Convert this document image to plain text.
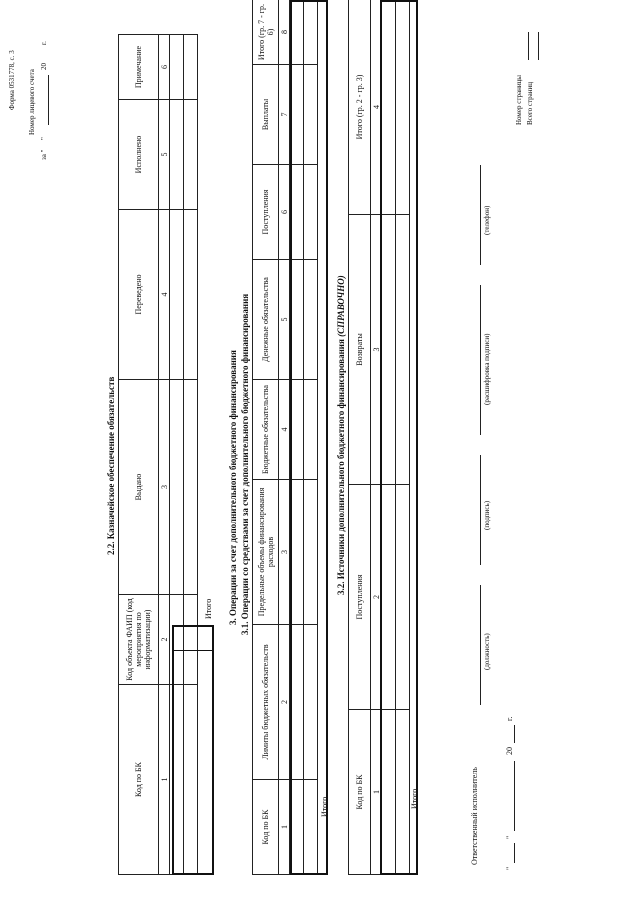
Форма 0531778, с. 3 Номер лицевого счета
за "
"
20
г.
2.2. Казначейское обеспечение обязательств
Код по БК	Код объекта ФАИП (код мероприятия по информатизации)	Выдано	Переведено	Исполнено	Примечание
1	2	3	4	5	6

Итого 3. Операции за счет дополнительного бюджетного финансирования 3.1. Операции со средствами за счет дополнительного бюджетного финансирования
Код по БК	Лимиты бюджетных обязательств	Предельные объемы финансирования расходов	Бюджетные обязательства	Денежные обязательства	Поступления	Выплаты	Итого (гр. 7 - гр. 6)
1	2	3	4	5	6	7	8

Итого
3.2. Источники дополнительного бюджетного финансирования (СПРАВОЧНО)
Код по БК	Поступления	Возвраты	Итого (гр. 2 - гр. 3)
1	2	3	4

Итого	Ответственный исполнитель
(должность)
(подпись)
(расшифровка подписи)
(телефон)
"
"
20
г.
Номер страницы Всего страниц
--*--
| What you will do |
Among the entries, how many lines contain the string "финансирования"? Give the number without anything else.

| Full response |
3